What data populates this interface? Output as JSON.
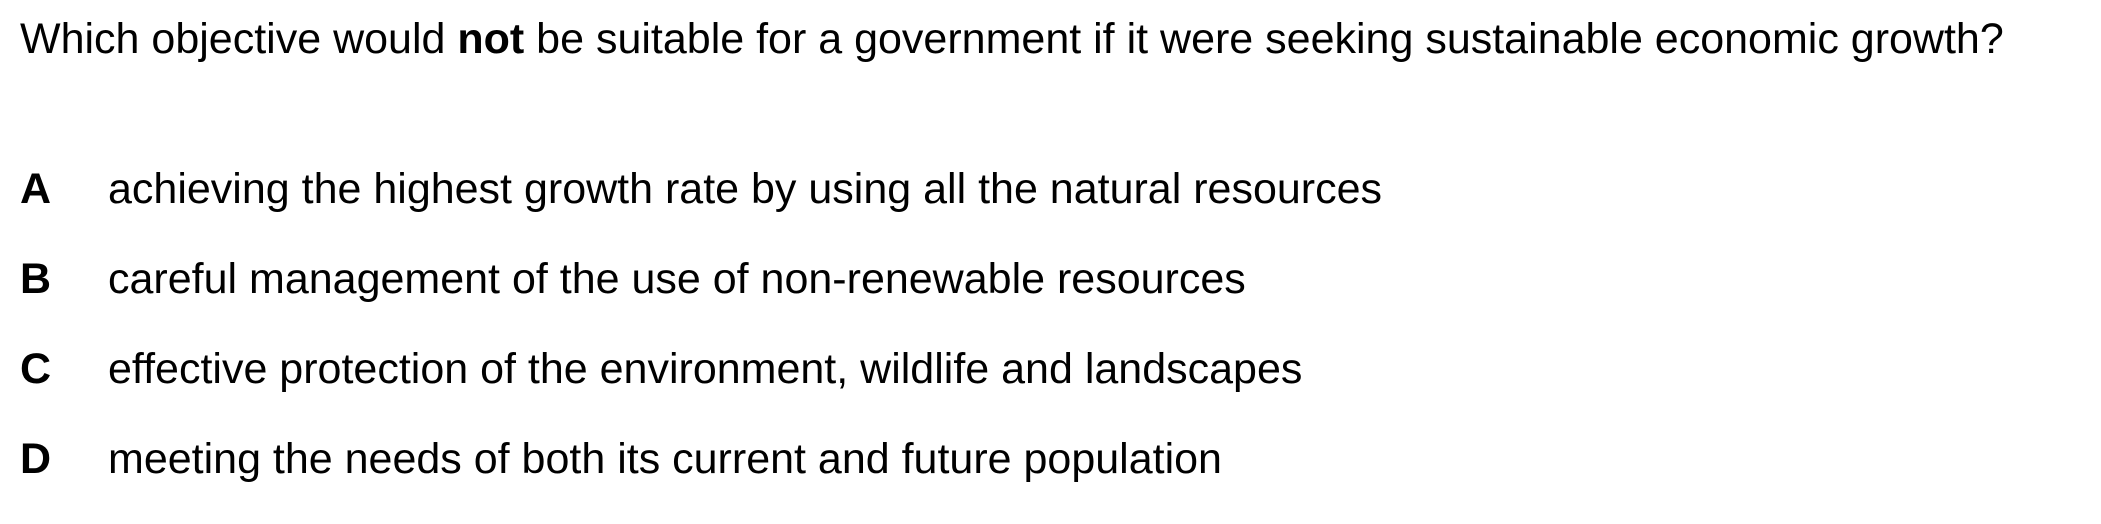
{
  "question": {
    "prefix": "Which objective would ",
    "emphasis": "not",
    "suffix": " be suitable for a government if it were seeking sustainable economic growth?"
  },
  "options": [
    {
      "letter": "A",
      "text": "achieving the highest growth rate by using all the natural resources"
    },
    {
      "letter": "B",
      "text": "careful management of the use of non-renewable resources"
    },
    {
      "letter": "C",
      "text": "effective protection of the environment, wildlife and landscapes"
    },
    {
      "letter": "D",
      "text": "meeting the needs of both its current and future population"
    }
  ]
}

• • • • • • •

◆ WHAT IS BEING ASKED: Omit every picture while copying the listing above exactly.

◆ RIGHT ANSWER:
What data populates this interface? Output as JSON.
{
  "question": {
    "prefix": "Which objective would ",
    "emphasis": "not",
    "suffix": " be suitable for a government if it were seeking sustainable economic growth?"
  },
  "options": [
    {
      "letter": "A",
      "text": "achieving the highest growth rate by using all the natural resources"
    },
    {
      "letter": "B",
      "text": "careful management of the use of non-renewable resources"
    },
    {
      "letter": "C",
      "text": "effective protection of the environment, wildlife and landscapes"
    },
    {
      "letter": "D",
      "text": "meeting the needs of both its current and future population"
    }
  ]
}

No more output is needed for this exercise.